• [What this task involves]: Pick out every line that holds the string "JSON" and copy it.

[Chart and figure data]

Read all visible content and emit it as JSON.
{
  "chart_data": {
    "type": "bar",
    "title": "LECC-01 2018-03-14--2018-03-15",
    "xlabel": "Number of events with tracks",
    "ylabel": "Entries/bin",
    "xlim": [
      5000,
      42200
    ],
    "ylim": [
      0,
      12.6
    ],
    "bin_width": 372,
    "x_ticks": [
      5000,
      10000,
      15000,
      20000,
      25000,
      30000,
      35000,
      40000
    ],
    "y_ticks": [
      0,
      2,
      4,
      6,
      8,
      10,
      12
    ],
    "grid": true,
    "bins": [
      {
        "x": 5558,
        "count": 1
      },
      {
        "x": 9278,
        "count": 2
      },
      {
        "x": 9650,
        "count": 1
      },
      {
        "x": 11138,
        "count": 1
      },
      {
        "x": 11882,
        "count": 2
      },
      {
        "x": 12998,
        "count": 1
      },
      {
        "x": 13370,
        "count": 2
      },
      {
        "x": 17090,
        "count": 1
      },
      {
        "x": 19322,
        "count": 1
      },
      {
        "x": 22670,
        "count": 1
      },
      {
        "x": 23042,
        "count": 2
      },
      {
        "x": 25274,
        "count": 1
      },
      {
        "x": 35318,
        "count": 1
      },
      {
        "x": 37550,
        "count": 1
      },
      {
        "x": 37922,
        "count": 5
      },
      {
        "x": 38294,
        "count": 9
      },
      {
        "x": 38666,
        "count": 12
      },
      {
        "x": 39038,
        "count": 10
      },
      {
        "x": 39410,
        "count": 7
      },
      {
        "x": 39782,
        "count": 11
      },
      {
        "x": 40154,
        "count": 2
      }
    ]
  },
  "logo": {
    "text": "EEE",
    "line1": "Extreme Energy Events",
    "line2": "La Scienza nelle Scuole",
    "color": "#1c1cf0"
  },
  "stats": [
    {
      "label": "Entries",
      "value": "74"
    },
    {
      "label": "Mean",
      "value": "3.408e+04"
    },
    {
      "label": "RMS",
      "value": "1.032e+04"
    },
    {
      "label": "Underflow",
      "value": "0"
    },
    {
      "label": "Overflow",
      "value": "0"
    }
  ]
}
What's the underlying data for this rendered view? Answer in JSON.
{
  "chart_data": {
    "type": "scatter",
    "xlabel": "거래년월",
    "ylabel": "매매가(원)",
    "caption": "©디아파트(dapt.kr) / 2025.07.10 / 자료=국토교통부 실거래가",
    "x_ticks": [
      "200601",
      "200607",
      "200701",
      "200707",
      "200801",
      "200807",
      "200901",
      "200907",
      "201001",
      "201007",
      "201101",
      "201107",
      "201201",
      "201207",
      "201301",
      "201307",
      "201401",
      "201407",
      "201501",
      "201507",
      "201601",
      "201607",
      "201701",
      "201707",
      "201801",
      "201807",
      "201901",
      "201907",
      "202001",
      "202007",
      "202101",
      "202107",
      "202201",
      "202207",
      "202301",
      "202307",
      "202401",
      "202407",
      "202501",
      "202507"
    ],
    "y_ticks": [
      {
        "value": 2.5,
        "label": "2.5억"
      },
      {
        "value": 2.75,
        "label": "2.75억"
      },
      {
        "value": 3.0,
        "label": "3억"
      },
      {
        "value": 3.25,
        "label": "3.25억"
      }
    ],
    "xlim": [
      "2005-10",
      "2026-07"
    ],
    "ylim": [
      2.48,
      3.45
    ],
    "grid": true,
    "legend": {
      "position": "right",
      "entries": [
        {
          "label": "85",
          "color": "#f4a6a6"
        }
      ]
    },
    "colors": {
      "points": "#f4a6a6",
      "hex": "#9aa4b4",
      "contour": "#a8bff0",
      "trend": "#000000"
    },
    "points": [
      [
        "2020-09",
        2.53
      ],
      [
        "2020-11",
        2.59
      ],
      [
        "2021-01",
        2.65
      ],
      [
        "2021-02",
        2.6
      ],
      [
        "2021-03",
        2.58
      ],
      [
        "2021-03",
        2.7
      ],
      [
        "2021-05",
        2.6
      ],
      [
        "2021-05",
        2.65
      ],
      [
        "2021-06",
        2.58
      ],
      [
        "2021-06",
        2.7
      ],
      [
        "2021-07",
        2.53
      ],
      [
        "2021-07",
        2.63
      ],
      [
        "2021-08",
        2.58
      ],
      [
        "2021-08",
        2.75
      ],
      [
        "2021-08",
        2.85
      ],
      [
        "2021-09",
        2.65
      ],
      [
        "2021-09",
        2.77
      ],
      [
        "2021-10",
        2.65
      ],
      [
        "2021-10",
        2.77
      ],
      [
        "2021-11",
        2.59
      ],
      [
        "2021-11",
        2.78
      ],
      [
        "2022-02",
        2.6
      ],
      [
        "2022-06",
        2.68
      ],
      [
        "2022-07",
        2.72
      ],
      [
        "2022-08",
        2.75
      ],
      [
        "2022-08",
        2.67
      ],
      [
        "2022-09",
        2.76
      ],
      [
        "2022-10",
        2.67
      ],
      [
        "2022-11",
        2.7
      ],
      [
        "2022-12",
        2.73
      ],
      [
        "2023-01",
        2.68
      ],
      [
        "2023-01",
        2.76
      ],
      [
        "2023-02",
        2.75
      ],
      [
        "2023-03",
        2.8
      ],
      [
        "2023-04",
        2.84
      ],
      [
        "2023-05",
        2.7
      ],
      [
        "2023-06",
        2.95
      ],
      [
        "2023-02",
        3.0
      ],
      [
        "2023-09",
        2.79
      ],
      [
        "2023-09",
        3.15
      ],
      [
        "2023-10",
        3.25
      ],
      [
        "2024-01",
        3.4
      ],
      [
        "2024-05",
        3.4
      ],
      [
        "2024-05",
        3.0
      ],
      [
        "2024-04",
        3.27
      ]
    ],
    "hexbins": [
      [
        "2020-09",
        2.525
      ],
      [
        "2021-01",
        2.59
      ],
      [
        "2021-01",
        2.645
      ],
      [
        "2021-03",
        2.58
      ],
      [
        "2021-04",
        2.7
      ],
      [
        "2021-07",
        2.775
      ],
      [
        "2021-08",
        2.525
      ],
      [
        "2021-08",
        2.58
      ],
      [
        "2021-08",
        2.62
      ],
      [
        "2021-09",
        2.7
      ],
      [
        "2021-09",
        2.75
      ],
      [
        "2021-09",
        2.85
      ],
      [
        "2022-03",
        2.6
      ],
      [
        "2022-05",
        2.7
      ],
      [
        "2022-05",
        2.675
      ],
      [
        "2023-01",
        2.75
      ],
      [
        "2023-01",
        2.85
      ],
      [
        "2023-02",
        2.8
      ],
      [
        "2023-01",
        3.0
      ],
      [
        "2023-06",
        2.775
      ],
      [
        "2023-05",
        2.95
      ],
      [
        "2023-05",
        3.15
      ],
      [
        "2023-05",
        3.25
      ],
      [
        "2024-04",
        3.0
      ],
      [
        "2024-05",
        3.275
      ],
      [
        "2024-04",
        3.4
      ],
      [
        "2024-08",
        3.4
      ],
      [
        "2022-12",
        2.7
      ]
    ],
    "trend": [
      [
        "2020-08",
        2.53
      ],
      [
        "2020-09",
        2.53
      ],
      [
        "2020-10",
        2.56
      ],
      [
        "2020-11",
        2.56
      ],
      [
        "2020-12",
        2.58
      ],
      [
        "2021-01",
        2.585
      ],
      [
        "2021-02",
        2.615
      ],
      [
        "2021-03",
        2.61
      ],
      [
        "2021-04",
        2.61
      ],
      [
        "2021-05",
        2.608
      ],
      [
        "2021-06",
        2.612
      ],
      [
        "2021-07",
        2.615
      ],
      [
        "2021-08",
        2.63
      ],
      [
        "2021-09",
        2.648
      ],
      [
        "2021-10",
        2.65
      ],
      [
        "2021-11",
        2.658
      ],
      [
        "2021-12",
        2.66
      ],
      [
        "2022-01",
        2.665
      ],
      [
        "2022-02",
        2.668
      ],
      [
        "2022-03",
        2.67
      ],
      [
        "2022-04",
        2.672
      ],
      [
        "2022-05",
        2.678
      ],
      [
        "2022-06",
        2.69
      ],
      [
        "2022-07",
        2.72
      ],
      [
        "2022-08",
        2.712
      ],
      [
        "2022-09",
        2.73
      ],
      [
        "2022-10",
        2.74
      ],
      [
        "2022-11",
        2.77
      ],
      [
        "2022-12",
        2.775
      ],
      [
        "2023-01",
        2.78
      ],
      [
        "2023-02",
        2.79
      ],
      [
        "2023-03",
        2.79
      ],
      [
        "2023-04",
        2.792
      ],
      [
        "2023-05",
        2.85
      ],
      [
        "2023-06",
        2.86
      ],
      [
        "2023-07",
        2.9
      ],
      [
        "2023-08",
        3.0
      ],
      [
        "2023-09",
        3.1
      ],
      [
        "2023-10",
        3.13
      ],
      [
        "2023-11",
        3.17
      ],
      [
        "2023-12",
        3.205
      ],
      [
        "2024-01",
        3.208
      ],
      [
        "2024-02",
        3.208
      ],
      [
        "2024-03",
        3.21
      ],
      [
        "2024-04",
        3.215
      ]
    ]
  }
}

• [Expected answer]:
Read all visible content and emit it as JSON.
What's the underlying data for this rendered view? Answer in JSON.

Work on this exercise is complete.